▸ TEXTO FORNECIDO:
· · · · · · ·
Mas alguém em juízo perfeito pensará que estes governantes e políticos nos negócios do Estado Português "dão ponta sem nó"? Ou, como poderão explicar estes fulaninhos as suas vultuosas fortunas e a crescente ostentação de sinais de riqueza milhares de vezes superiores aos seus parcos e cada vez mais curtos salários oficiais? O processo da privatização dos Estaleiros de Viana do Castelo é apenas mais um, entre milhares de outros, casos suspeitos de negociatas muito mal explicadas, onde, certamente, também abundam inúmeros sinais de total incompetência dos decisores políticos. E as ligações promíscuas entre Ministros, Sociedades de Advogados e Gestores mercenários de ocasião apenas se limitam a revelar o óbvio das ligações perigosas que presidem aos processos negociais em causa. Os Estaleiros de Viana, como tantas outras, tais como a TAP, CP, Refer, Metros, etc., para além de mostrarem a péssima e enorme incompetência dos sucessivos governos na gestão das ineptas empresas públicas, põe também a nu o terrorismo político, económico e social dos demais atores envolvidos. Os sindicatos, os partidos políticos, os Governos Central e Regional, o Presidente da República, os Deputados e as Câmaras Municipais, em geral e em particular, são descarada e assumidamente agentes odientos e destrutivos que tudo fazem para destruírem e levarem Portugal ao charco. Onde é que está a justiça para punir estes tantos bandidos? É mesmo muita a pretensão a dos esquerdistas ao criticarem e quererem substituir os outros esquerdistas no governo das empresas públicas, julgando-se uns melhores do que os outros. Afinal, todos eles, só ainda não perceberam que a sua vaidade mostra-os exatamente iguais, porque e caso fossem melhores tudo fariam para se livrarem das causas da corrupção político e económica que está por detrás da sua gestão, ou seja, privatizando essas empresas públicas ruinosas. Mas, afinal de contas, o que todos eles querem é, como o povo diz sabiamente, mandar e mamar!
Foi publicado no passado dia 15 do corrente mês no Diário da República a Resolução do Conselho de Ministros n.º 72-A/2013, aprovando a realização de um acordo formal, para a respetiva respetiva venda, dos equipamentos ou infraestruturas do sistema fixo de acesso de assinante, da rede de transmissão, dos nós de concentração, de comutação e processamento da rede de comunicações, ou seja o conjunto elementos que, nos termos do artigo 12.º da Lei de Bases de Telecomunicações, em vigor à data da celebração do respetivo contrato, celebrado a 27 de dezembro de 2002 entre o Estado e a PT Comunicações, S.A., compunham a rede básica de telecomunicações nacionais.
· · · · · · ·
[Entradas de dados guardadas]

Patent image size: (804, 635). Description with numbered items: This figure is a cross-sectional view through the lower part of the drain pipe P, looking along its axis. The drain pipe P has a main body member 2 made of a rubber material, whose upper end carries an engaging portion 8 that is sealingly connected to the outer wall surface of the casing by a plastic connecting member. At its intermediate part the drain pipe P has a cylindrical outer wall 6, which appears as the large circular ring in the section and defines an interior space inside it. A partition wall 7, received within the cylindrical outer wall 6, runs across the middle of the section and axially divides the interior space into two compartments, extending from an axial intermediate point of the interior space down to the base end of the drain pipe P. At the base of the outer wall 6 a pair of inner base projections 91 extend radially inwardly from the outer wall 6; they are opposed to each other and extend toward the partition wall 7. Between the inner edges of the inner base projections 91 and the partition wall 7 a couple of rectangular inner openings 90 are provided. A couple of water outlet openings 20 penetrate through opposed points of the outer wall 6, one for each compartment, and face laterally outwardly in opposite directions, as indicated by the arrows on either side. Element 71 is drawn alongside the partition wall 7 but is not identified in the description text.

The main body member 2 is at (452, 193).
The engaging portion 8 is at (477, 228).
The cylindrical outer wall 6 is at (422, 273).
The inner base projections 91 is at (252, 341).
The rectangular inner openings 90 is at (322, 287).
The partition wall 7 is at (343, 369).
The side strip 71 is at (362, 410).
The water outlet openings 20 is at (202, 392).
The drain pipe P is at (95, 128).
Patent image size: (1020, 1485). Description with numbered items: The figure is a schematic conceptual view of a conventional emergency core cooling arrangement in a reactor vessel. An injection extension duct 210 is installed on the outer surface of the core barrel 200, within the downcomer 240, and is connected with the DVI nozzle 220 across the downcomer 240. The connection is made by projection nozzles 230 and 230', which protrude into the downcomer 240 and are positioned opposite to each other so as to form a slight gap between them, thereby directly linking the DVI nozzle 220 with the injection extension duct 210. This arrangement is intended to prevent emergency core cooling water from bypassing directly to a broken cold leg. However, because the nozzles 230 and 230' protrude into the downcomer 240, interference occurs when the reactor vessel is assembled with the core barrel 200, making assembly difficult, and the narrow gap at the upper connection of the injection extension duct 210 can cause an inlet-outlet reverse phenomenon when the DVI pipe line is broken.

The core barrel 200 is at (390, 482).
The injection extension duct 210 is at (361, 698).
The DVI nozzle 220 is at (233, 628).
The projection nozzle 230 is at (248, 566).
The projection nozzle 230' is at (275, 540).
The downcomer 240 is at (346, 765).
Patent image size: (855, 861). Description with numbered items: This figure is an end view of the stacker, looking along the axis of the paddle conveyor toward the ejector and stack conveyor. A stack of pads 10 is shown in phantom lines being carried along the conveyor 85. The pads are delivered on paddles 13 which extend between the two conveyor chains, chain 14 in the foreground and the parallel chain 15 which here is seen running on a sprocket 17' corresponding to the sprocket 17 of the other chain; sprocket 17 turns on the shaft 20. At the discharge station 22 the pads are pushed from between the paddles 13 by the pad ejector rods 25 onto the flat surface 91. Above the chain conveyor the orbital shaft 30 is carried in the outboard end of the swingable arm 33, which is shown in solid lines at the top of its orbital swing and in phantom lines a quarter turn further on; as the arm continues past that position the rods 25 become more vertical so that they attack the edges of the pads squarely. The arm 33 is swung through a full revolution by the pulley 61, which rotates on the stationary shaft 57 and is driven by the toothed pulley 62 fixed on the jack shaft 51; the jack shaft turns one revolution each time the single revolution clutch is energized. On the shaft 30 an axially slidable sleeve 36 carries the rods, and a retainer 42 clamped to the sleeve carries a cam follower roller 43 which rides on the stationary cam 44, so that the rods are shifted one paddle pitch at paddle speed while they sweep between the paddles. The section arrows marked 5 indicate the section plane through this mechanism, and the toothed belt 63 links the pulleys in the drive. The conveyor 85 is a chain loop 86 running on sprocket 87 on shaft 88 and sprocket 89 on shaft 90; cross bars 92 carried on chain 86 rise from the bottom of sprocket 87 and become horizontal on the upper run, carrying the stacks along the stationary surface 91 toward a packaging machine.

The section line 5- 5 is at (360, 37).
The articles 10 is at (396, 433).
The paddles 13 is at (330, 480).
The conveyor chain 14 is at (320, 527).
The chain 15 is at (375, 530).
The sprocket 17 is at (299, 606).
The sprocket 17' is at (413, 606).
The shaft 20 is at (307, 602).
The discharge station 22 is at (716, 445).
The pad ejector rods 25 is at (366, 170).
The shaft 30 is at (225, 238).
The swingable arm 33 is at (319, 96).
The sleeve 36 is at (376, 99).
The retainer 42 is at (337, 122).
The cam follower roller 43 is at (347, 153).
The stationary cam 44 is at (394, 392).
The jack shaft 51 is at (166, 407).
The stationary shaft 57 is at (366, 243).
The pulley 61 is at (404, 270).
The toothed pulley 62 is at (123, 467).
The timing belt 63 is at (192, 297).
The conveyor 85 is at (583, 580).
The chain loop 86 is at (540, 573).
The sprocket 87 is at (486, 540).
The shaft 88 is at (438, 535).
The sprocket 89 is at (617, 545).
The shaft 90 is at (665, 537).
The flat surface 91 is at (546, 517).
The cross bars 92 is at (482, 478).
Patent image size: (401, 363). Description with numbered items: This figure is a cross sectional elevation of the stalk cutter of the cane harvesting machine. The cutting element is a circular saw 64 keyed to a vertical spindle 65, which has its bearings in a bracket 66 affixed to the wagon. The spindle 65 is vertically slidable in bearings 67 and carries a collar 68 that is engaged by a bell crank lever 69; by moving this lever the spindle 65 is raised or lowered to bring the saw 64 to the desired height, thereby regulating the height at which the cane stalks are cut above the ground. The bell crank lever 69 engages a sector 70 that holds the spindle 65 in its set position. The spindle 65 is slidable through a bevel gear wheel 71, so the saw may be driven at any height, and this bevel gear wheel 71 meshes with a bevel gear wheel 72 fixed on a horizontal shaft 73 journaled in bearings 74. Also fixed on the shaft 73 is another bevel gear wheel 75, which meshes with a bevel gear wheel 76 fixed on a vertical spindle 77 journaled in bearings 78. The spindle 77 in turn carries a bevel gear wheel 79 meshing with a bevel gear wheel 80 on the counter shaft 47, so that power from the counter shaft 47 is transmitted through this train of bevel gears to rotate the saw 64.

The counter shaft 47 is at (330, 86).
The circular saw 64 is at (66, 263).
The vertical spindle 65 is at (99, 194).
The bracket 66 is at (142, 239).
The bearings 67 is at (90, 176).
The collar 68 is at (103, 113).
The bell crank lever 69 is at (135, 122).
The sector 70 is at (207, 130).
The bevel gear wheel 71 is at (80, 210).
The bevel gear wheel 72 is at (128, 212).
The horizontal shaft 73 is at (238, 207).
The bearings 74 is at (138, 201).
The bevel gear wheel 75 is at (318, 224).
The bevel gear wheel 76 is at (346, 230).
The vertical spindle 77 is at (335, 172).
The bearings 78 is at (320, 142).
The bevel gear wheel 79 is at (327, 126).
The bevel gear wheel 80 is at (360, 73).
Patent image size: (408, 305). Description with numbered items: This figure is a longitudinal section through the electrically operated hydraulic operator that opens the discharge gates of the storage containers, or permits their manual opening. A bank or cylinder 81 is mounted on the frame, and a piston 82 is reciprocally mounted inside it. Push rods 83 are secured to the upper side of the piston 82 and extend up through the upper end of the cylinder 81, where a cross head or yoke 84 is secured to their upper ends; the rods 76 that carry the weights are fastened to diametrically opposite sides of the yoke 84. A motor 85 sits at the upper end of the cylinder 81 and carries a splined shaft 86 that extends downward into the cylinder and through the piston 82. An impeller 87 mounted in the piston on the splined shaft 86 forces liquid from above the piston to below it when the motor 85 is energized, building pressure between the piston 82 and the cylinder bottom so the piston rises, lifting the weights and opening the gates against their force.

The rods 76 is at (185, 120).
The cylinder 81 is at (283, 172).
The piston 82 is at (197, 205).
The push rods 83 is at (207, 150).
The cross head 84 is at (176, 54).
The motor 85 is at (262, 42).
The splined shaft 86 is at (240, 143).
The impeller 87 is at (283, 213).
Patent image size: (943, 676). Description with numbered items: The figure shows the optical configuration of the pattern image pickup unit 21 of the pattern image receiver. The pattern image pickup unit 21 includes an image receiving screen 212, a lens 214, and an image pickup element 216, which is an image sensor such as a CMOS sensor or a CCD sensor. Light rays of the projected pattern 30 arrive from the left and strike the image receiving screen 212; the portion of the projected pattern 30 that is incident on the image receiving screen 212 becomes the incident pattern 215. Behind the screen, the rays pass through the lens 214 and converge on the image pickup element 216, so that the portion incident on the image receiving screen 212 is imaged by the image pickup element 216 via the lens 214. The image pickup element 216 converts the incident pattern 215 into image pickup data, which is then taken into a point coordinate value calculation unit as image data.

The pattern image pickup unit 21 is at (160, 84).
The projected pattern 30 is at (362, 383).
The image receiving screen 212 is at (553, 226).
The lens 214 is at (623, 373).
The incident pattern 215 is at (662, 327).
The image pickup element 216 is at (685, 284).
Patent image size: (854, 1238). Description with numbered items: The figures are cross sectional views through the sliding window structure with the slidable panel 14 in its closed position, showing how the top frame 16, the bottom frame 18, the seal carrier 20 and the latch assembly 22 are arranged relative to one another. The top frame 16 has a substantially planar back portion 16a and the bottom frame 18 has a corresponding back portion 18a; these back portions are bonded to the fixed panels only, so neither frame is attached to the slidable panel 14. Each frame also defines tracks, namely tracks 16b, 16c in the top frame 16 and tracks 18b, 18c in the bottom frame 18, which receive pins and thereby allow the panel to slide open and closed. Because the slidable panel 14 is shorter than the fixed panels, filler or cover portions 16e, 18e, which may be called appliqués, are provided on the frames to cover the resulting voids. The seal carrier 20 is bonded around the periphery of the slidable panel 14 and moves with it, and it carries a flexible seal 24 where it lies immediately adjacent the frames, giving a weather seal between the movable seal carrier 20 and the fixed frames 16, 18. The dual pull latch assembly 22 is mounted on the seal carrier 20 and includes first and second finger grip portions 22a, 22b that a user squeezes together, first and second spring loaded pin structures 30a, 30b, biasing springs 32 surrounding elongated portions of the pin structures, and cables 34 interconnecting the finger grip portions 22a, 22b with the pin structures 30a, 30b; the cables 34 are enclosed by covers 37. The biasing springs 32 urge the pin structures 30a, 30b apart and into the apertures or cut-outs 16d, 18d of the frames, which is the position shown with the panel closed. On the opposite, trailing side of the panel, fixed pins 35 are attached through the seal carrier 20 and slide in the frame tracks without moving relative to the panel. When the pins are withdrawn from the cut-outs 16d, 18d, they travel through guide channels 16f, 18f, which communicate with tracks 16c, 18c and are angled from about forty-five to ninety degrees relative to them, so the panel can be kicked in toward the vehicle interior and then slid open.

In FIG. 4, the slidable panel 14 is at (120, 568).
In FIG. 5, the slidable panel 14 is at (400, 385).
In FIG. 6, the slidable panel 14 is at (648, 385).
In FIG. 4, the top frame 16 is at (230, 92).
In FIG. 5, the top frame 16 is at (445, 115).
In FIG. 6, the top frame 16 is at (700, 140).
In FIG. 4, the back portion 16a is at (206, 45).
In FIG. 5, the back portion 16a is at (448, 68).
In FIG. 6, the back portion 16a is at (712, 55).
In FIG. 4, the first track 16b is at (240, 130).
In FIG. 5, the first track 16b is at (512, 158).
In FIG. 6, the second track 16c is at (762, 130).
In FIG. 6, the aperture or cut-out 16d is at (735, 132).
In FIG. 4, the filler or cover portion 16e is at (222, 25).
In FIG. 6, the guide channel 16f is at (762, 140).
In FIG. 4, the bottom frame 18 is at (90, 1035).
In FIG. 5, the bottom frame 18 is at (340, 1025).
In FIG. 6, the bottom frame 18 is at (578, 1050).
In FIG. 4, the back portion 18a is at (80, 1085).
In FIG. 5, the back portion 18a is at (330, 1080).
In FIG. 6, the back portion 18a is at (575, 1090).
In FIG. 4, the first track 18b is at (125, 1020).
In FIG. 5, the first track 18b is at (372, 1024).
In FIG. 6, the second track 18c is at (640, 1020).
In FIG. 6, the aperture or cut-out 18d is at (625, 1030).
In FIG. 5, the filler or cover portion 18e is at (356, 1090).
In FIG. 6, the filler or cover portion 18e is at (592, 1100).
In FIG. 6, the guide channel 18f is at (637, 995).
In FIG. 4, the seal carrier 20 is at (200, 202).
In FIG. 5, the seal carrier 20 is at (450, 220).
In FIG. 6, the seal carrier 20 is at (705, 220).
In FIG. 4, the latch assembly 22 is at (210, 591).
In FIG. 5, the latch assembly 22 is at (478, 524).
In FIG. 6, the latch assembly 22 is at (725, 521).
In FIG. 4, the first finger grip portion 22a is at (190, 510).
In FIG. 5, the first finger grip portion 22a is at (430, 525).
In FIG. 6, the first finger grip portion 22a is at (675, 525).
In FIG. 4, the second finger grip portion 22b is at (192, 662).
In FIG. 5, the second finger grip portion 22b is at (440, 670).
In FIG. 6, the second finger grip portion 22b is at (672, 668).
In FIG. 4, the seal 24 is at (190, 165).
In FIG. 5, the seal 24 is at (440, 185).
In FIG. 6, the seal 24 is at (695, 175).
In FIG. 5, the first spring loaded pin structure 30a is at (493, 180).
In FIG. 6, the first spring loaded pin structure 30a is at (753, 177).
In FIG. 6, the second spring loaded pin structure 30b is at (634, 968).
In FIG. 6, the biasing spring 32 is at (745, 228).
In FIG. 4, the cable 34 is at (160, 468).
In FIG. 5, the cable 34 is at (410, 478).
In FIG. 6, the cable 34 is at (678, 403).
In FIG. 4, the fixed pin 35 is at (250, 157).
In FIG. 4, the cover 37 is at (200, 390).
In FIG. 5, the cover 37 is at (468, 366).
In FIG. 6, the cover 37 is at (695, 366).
· · · · · · ·
▸ TAREFA ATRIBUÍDA 1: Reproduza o trecho do texto sobre as privatizações desde "Foi publicado no" até "de telecomunicações nacionais.", inclusive, trocando "Conselho de Ministros" por "Governo".
▸ TAREFA ATRIBUÍDA 2: Dê seguimento ao texto sobre as privatizações a partir da última frase apresentada.

▸ RESPOSTA À TAREFA 1:
Foi publicado no passado dia 15 do corrente mês no Diário da República a Resolução do Governo n.º 72-A/2013, aprovando a realização de um acordo formal, para a respetiva respetiva venda, dos equipamentos ou infraestruturas do sistema fixo de acesso de assinante, da rede de transmissão, dos nós de concentração, de comutação e processamento da rede de comunicações, ou seja o conjunto elementos que, nos termos do artigo 12.º da Lei de Bases de Telecomunicações, em vigor à data da celebração do respetivo contrato, celebrado a 27 de dezembro de 2002 entre o Estado e a PT Comunicações, S.A., compunham a rede básica de telecomunicações nacionais.

▸ RESPOSTA À TAREFA 2:
Ora e segundo esta nova resolução a outorga formal do novo contrato tem em vista a regularização da venda do acervo de bens que compunham a rede básica de telecomunicações e da rede de telex e que por razão de "um lapso material" não foram incluídos no "Anexo II" do contrato do anterior negócio de compra e venda e cuja minuta foi aprovada então pela Resolução do Conselho de Ministros n.º 147/2002, de 26 de dezembro.
Veja-se: a universalidade de infraestruturas de telecomunicações que integravam a referida rede básica à data do anterior negócio de alienação de 2002, parece, diz-se agora, por razão de um "lapso material", não foram incluídos no anexo do contrato que identificava as infraestruturasobjeto.
Ainda mais estranho é que a própria PT-Telecom integrou contabilisticamente e registou, entre 1 e 27 de dezembro de 2002, esses bens no seu ativo.
E durante 11 anos, qual sono de princesas, ninguém se deu conta de nada!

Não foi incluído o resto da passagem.